» **TASK REQUIREMENTS**
Write the entries below out again exactly; any picture in them stays out.

-- begin SOURCE DATA --

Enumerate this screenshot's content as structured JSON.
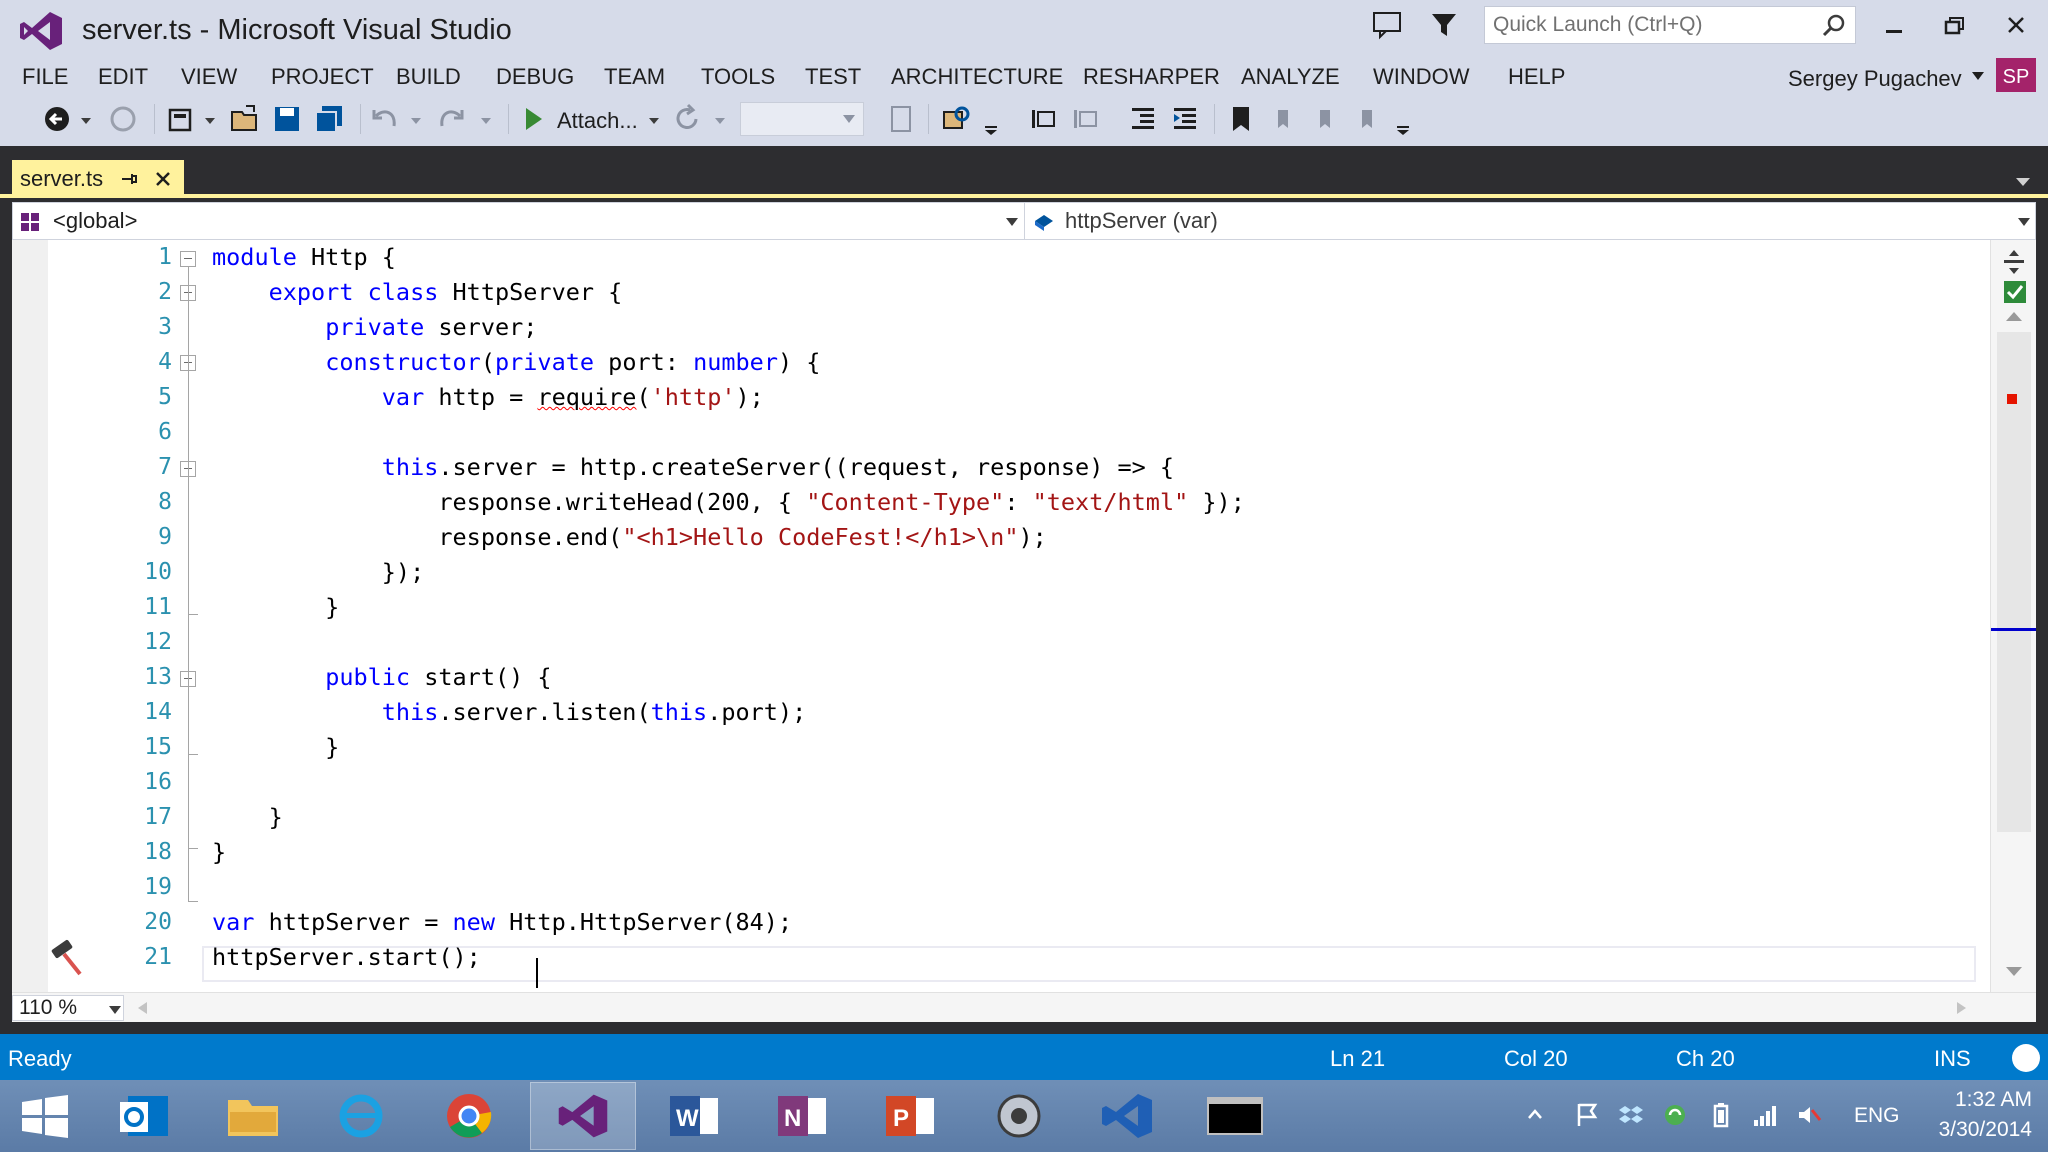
{
  "window": {
    "title": "server.ts - Microsoft Visual Studio",
    "quick_launch_placeholder": "Quick Launch (Ctrl+Q)"
  },
  "menu": [
    "FILE",
    "EDIT",
    "VIEW",
    "PROJECT",
    "BUILD",
    "DEBUG",
    "TEAM",
    "TOOLS",
    "TEST",
    "ARCHITECTURE",
    "RESHARPER",
    "ANALYZE",
    "WINDOW",
    "HELP"
  ],
  "user": {
    "name": "Sergey Pugachev",
    "initials": "SP"
  },
  "toolbar": {
    "attach_label": "Attach...",
    "start_icon": "play-icon"
  },
  "tabs": [
    {
      "label": "server.ts",
      "active": true
    }
  ],
  "navbar": {
    "scope": "<global>",
    "member": "httpServer (var)"
  },
  "editor": {
    "zoom": "110 %",
    "line_numbers": [
      "1",
      "2",
      "3",
      "4",
      "5",
      "6",
      "7",
      "8",
      "9",
      "10",
      "11",
      "12",
      "13",
      "14",
      "15",
      "16",
      "17",
      "18",
      "19",
      "20",
      "21"
    ],
    "lines": [
      [
        [
          "kw",
          "module"
        ],
        [
          "t",
          " Http {"
        ]
      ],
      [
        [
          "t",
          "    "
        ],
        [
          "kw",
          "export"
        ],
        [
          "t",
          " "
        ],
        [
          "kw",
          "class"
        ],
        [
          "t",
          " HttpServer {"
        ]
      ],
      [
        [
          "t",
          "        "
        ],
        [
          "kw",
          "private"
        ],
        [
          "t",
          " server;"
        ]
      ],
      [
        [
          "t",
          "        "
        ],
        [
          "kw",
          "constructor"
        ],
        [
          "t",
          "("
        ],
        [
          "kw",
          "private"
        ],
        [
          "t",
          " port: "
        ],
        [
          "kw",
          "number"
        ],
        [
          "t",
          ") {"
        ]
      ],
      [
        [
          "t",
          "            "
        ],
        [
          "kw",
          "var"
        ],
        [
          "t",
          " http = "
        ],
        [
          "sq",
          "require"
        ],
        [
          "t",
          "("
        ],
        [
          "str",
          "'http'"
        ],
        [
          "t",
          ");"
        ]
      ],
      [
        [
          "t",
          ""
        ]
      ],
      [
        [
          "t",
          "            "
        ],
        [
          "kw",
          "this"
        ],
        [
          "t",
          ".server = http.createServer((request, response) => {"
        ]
      ],
      [
        [
          "t",
          "                response.writeHead(200, { "
        ],
        [
          "str",
          "\"Content-Type\""
        ],
        [
          "t",
          ": "
        ],
        [
          "str",
          "\"text/html\""
        ],
        [
          "t",
          " });"
        ]
      ],
      [
        [
          "t",
          "                response.end("
        ],
        [
          "str",
          "\"<h1>Hello CodeFest!</h1>\\n\""
        ],
        [
          "t",
          ");"
        ]
      ],
      [
        [
          "t",
          "            });"
        ]
      ],
      [
        [
          "t",
          "        }"
        ]
      ],
      [
        [
          "t",
          ""
        ]
      ],
      [
        [
          "t",
          "        "
        ],
        [
          "kw",
          "public"
        ],
        [
          "t",
          " start() {"
        ]
      ],
      [
        [
          "t",
          "            "
        ],
        [
          "kw",
          "this"
        ],
        [
          "t",
          ".server.listen("
        ],
        [
          "kw",
          "this"
        ],
        [
          "t",
          ".port);"
        ]
      ],
      [
        [
          "t",
          "        }"
        ]
      ],
      [
        [
          "t",
          ""
        ]
      ],
      [
        [
          "t",
          "    }"
        ]
      ],
      [
        [
          "t",
          "}"
        ]
      ],
      [
        [
          "t",
          ""
        ]
      ],
      [
        [
          "kw",
          "var"
        ],
        [
          "t",
          " httpServer = "
        ],
        [
          "kw",
          "new"
        ],
        [
          "t",
          " Http.HttpServer(84);"
        ]
      ],
      [
        [
          "t",
          "httpServer.start();"
        ]
      ]
    ]
  },
  "status": {
    "state": "Ready",
    "line": "Ln 21",
    "col": "Col 20",
    "ch": "Ch 20",
    "mode": "INS"
  },
  "taskbar": {
    "apps": [
      "start-icon",
      "outlook-icon",
      "file-explorer-icon",
      "internet-explorer-icon",
      "chrome-icon",
      "visual-studio-icon",
      "word-icon",
      "onenote-icon",
      "powerpoint-icon",
      "network-tool-icon",
      "vs-alt-icon",
      "console-icon"
    ],
    "language": "ENG",
    "time": "1:32 AM",
    "date": "3/30/2014"
  },
  "colors": {
    "accent": "#007acc",
    "tab_active": "#fff29d",
    "vs_purple": "#68217a",
    "keyword": "#0000ff",
    "string": "#a31515",
    "line_number": "#2b91af"
  }
}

-- end SOURCE DATA --

» **RESULT OF THE EXERCISE**
Enumerate this screenshot's content as structured JSON.
{
  "window": {
    "title": "server.ts - Microsoft Visual Studio",
    "quick_launch_placeholder": "Quick Launch (Ctrl+Q)"
  },
  "menu": [
    "FILE",
    "EDIT",
    "VIEW",
    "PROJECT",
    "BUILD",
    "DEBUG",
    "TEAM",
    "TOOLS",
    "TEST",
    "ARCHITECTURE",
    "RESHARPER",
    "ANALYZE",
    "WINDOW",
    "HELP"
  ],
  "user": {
    "name": "Sergey Pugachev",
    "initials": "SP"
  },
  "toolbar": {
    "attach_label": "Attach...",
    "start_icon": "play-icon"
  },
  "tabs": [
    {
      "label": "server.ts",
      "active": true
    }
  ],
  "navbar": {
    "scope": "<global>",
    "member": "httpServer (var)"
  },
  "editor": {
    "zoom": "110 %",
    "line_numbers": [
      "1",
      "2",
      "3",
      "4",
      "5",
      "6",
      "7",
      "8",
      "9",
      "10",
      "11",
      "12",
      "13",
      "14",
      "15",
      "16",
      "17",
      "18",
      "19",
      "20",
      "21"
    ],
    "lines": [
      [
        [
          "kw",
          "module"
        ],
        [
          "t",
          " Http {"
        ]
      ],
      [
        [
          "t",
          "    "
        ],
        [
          "kw",
          "export"
        ],
        [
          "t",
          " "
        ],
        [
          "kw",
          "class"
        ],
        [
          "t",
          " HttpServer {"
        ]
      ],
      [
        [
          "t",
          "        "
        ],
        [
          "kw",
          "private"
        ],
        [
          "t",
          " server;"
        ]
      ],
      [
        [
          "t",
          "        "
        ],
        [
          "kw",
          "constructor"
        ],
        [
          "t",
          "("
        ],
        [
          "kw",
          "private"
        ],
        [
          "t",
          " port: "
        ],
        [
          "kw",
          "number"
        ],
        [
          "t",
          ") {"
        ]
      ],
      [
        [
          "t",
          "            "
        ],
        [
          "kw",
          "var"
        ],
        [
          "t",
          " http = "
        ],
        [
          "sq",
          "require"
        ],
        [
          "t",
          "("
        ],
        [
          "str",
          "'http'"
        ],
        [
          "t",
          ");"
        ]
      ],
      [
        [
          "t",
          ""
        ]
      ],
      [
        [
          "t",
          "            "
        ],
        [
          "kw",
          "this"
        ],
        [
          "t",
          ".server = http.createServer((request, response) => {"
        ]
      ],
      [
        [
          "t",
          "                response.writeHead(200, { "
        ],
        [
          "str",
          "\"Content-Type\""
        ],
        [
          "t",
          ": "
        ],
        [
          "str",
          "\"text/html\""
        ],
        [
          "t",
          " });"
        ]
      ],
      [
        [
          "t",
          "                response.end("
        ],
        [
          "str",
          "\"<h1>Hello CodeFest!</h1>\\n\""
        ],
        [
          "t",
          ");"
        ]
      ],
      [
        [
          "t",
          "            });"
        ]
      ],
      [
        [
          "t",
          "        }"
        ]
      ],
      [
        [
          "t",
          ""
        ]
      ],
      [
        [
          "t",
          "        "
        ],
        [
          "kw",
          "public"
        ],
        [
          "t",
          " start() {"
        ]
      ],
      [
        [
          "t",
          "            "
        ],
        [
          "kw",
          "this"
        ],
        [
          "t",
          ".server.listen("
        ],
        [
          "kw",
          "this"
        ],
        [
          "t",
          ".port);"
        ]
      ],
      [
        [
          "t",
          "        }"
        ]
      ],
      [
        [
          "t",
          ""
        ]
      ],
      [
        [
          "t",
          "    }"
        ]
      ],
      [
        [
          "t",
          "}"
        ]
      ],
      [
        [
          "t",
          ""
        ]
      ],
      [
        [
          "kw",
          "var"
        ],
        [
          "t",
          " httpServer = "
        ],
        [
          "kw",
          "new"
        ],
        [
          "t",
          " Http.HttpServer(84);"
        ]
      ],
      [
        [
          "t",
          "httpServer.start();"
        ]
      ]
    ]
  },
  "status": {
    "state": "Ready",
    "line": "Ln 21",
    "col": "Col 20",
    "ch": "Ch 20",
    "mode": "INS"
  },
  "taskbar": {
    "apps": [
      "start-icon",
      "outlook-icon",
      "file-explorer-icon",
      "internet-explorer-icon",
      "chrome-icon",
      "visual-studio-icon",
      "word-icon",
      "onenote-icon",
      "powerpoint-icon",
      "network-tool-icon",
      "vs-alt-icon",
      "console-icon"
    ],
    "language": "ENG",
    "time": "1:32 AM",
    "date": "3/30/2014"
  },
  "colors": {
    "accent": "#007acc",
    "tab_active": "#fff29d",
    "vs_purple": "#68217a",
    "keyword": "#0000ff",
    "string": "#a31515",
    "line_number": "#2b91af"
  }
}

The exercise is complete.